**EXERCISE TASK:**
Reproduce the data below in full and exclude every picture.

[Dataset items]
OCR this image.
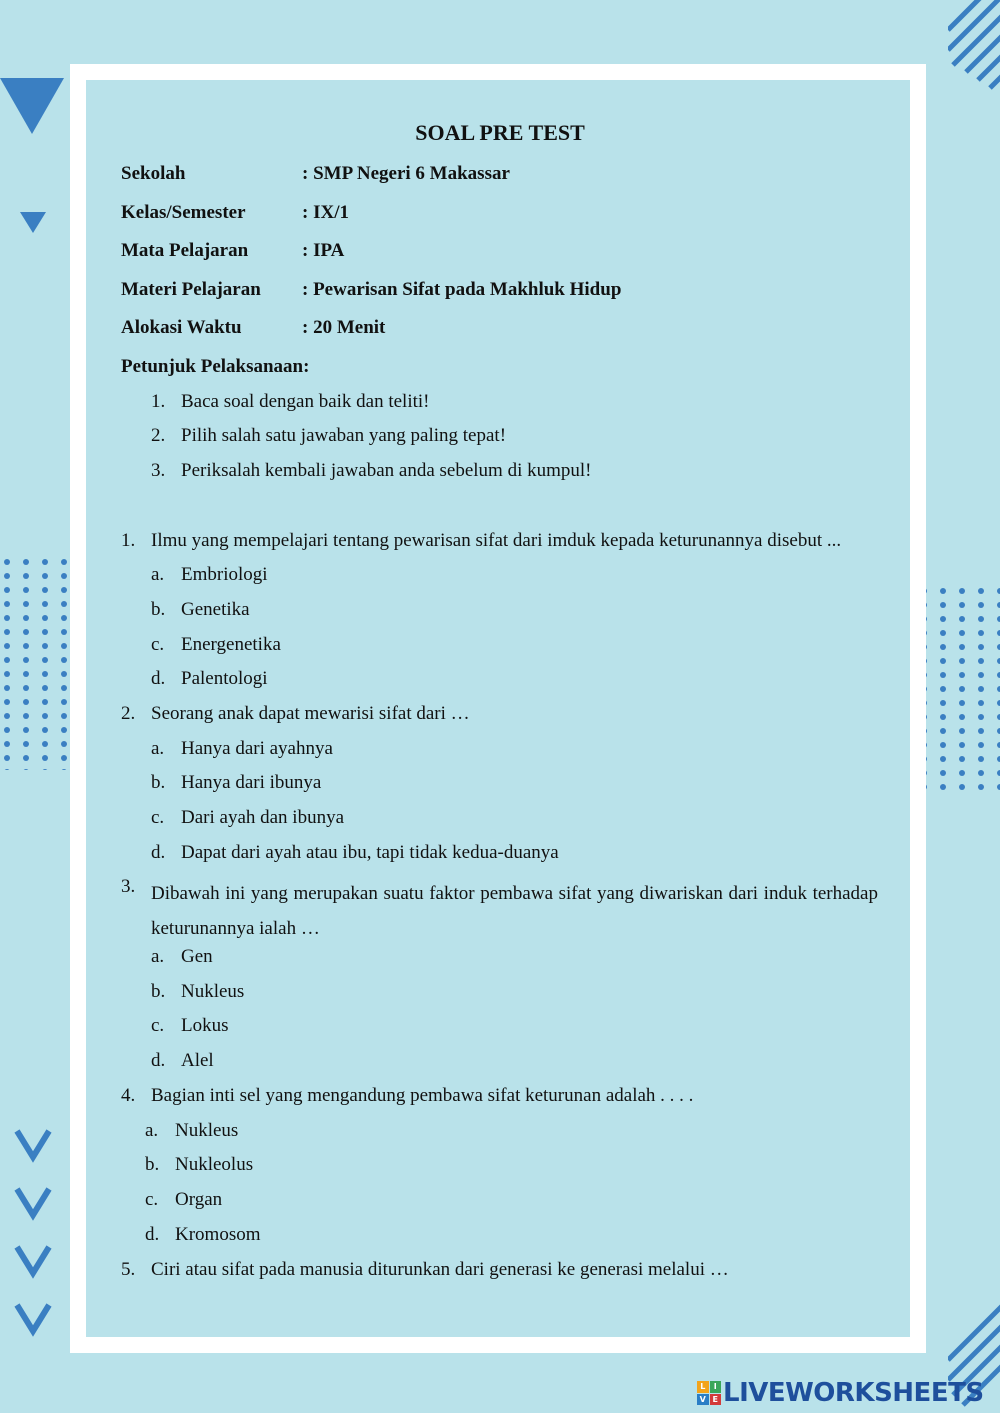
SOAL PRE TEST
Sekolah	: SMP Negeri 6 Makassar
Kelas/Semester	: IX/1
Mata Pelajaran	: IPA
Materi Pelajaran : Pewarisan Sifat pada Makhluk Hidup
Alokasi Waktu	: 20 Menit
Petunjuk Pelaksanaan:
1. Baca soal dengan baik dan teliti!
2. Pilih salah satu jawaban yang paling tepat!
3. Periksalah kembali jawaban anda sebelum di kumpul!
1. Ilmu yang mempelajari tentang pewarisan sifat dari imduk kepada keturunannya disebut ...
a. Embriologi
b. Genetika
c. Energenetika
d. Palentologi
2. Seorang anak dapat mewarisi sifat dari …
a. Hanya dari ayahnya
b. Hanya dari ibunya
c. Dari ayah dan ibunya
d. Dapat dari ayah atau ibu, tapi tidak kedua-duanya
3. Dibawah ini yang merupakan suatu faktor pembawa sifat yang diwariskan dari induk terhadap keturunannya ialah …
a. Gen
b. Nukleus
c. Lokus
d. Alel
4. Bagian inti sel yang mengandung pembawa sifat keturunan adalah . . . .
a. Nukleus
b. Nukleolus
c. Organ
d. Kromosom
5. Ciri atau sifat pada manusia diturunkan dari generasi ke generasi melalui …
L	I
V E LIVEWORKSHEETS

**OUTPUT FOR THIS TASK:**
OCR this image.
SOAL PRE TEST
Sekolah	: SMP Negeri 6 Makassar
Kelas/Semester	: IX/1
Mata Pelajaran	: IPA
Materi Pelajaran : Pewarisan Sifat pada Makhluk Hidup
Alokasi Waktu	: 20 Menit
Petunjuk Pelaksanaan:
1. Baca soal dengan baik dan teliti!
2. Pilih salah satu jawaban yang paling tepat!
3. Periksalah kembali jawaban anda sebelum di kumpul!
1. Ilmu yang mempelajari tentang pewarisan sifat dari imduk kepada keturunannya disebut ...
a. Embriologi
b. Genetika
c. Energenetika
d. Palentologi
2. Seorang anak dapat mewarisi sifat dari …
a. Hanya dari ayahnya
b. Hanya dari ibunya
c. Dari ayah dan ibunya
d. Dapat dari ayah atau ibu, tapi tidak kedua-duanya
3. Dibawah ini yang merupakan suatu faktor pembawa sifat yang diwariskan dari induk terhadap keturunannya ialah …
a. Gen
b. Nukleus
c. Lokus
d. Alel
4. Bagian inti sel yang mengandung pembawa sifat keturunan adalah . . . .
a. Nukleus
b. Nukleolus
c. Organ
d. Kromosom
5. Ciri atau sifat pada manusia diturunkan dari generasi ke generasi melalui …
L	I
V E LIVEWORKSHEETS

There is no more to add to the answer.